- **Figure dataset records**:
— Start —

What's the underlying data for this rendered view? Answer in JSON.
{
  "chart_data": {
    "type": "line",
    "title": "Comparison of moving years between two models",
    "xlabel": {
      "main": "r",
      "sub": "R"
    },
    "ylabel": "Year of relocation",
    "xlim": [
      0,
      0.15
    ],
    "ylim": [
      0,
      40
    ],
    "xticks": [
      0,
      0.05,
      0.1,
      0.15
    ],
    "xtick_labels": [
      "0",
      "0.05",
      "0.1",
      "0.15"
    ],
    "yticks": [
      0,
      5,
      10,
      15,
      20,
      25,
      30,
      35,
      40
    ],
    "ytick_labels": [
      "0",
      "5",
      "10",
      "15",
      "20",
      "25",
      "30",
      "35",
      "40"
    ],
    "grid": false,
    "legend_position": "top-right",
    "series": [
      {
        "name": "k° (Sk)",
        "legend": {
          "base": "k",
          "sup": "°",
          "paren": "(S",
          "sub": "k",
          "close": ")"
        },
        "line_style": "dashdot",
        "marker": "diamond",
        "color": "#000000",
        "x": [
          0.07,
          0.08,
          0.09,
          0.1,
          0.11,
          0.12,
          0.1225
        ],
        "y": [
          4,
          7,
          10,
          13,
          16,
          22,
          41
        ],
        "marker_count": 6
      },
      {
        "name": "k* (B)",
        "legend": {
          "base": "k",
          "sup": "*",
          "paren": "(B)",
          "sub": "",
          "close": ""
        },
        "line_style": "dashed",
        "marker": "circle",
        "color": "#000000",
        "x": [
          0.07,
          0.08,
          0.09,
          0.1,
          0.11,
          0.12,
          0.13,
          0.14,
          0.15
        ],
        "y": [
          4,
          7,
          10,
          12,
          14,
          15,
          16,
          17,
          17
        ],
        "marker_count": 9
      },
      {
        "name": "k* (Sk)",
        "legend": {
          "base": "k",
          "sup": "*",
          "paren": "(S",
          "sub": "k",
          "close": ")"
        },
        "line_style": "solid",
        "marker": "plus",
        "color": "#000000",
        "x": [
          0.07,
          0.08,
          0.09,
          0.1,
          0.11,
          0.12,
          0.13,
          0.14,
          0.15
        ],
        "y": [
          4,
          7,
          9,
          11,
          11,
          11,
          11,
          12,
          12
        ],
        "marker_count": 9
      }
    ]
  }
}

— End —

Each line of the material should be duplicated exactly, please.

What's the underlying data for this rendered view? Answer in JSON.
{
  "chart_data": {
    "type": "line",
    "title": "Comparison of moving years between two models",
    "xlabel": {
      "main": "r",
      "sub": "R"
    },
    "ylabel": "Year of relocation",
    "xlim": [
      0,
      0.15
    ],
    "ylim": [
      0,
      40
    ],
    "xticks": [
      0,
      0.05,
      0.1,
      0.15
    ],
    "xtick_labels": [
      "0",
      "0.05",
      "0.1",
      "0.15"
    ],
    "yticks": [
      0,
      5,
      10,
      15,
      20,
      25,
      30,
      35,
      40
    ],
    "ytick_labels": [
      "0",
      "5",
      "10",
      "15",
      "20",
      "25",
      "30",
      "35",
      "40"
    ],
    "grid": false,
    "legend_position": "top-right",
    "series": [
      {
        "name": "k° (Sk)",
        "legend": {
          "base": "k",
          "sup": "°",
          "paren": "(S",
          "sub": "k",
          "close": ")"
        },
        "line_style": "dashdot",
        "marker": "diamond",
        "color": "#000000",
        "x": [
          0.07,
          0.08,
          0.09,
          0.1,
          0.11,
          0.12,
          0.1225
        ],
        "y": [
          4,
          7,
          10,
          13,
          16,
          22,
          41
        ],
        "marker_count": 6
      },
      {
        "name": "k* (B)",
        "legend": {
          "base": "k",
          "sup": "*",
          "paren": "(B)",
          "sub": "",
          "close": ""
        },
        "line_style": "dashed",
        "marker": "circle",
        "color": "#000000",
        "x": [
          0.07,
          0.08,
          0.09,
          0.1,
          0.11,
          0.12,
          0.13,
          0.14,
          0.15
        ],
        "y": [
          4,
          7,
          10,
          12,
          14,
          15,
          16,
          17,
          17
        ],
        "marker_count": 9
      },
      {
        "name": "k* (Sk)",
        "legend": {
          "base": "k",
          "sup": "*",
          "paren": "(S",
          "sub": "k",
          "close": ")"
        },
        "line_style": "solid",
        "marker": "plus",
        "color": "#000000",
        "x": [
          0.07,
          0.08,
          0.09,
          0.1,
          0.11,
          0.12,
          0.13,
          0.14,
          0.15
        ],
        "y": [
          4,
          7,
          9,
          11,
          11,
          11,
          11,
          12,
          12
        ],
        "marker_count": 9
      }
    ]
  }
}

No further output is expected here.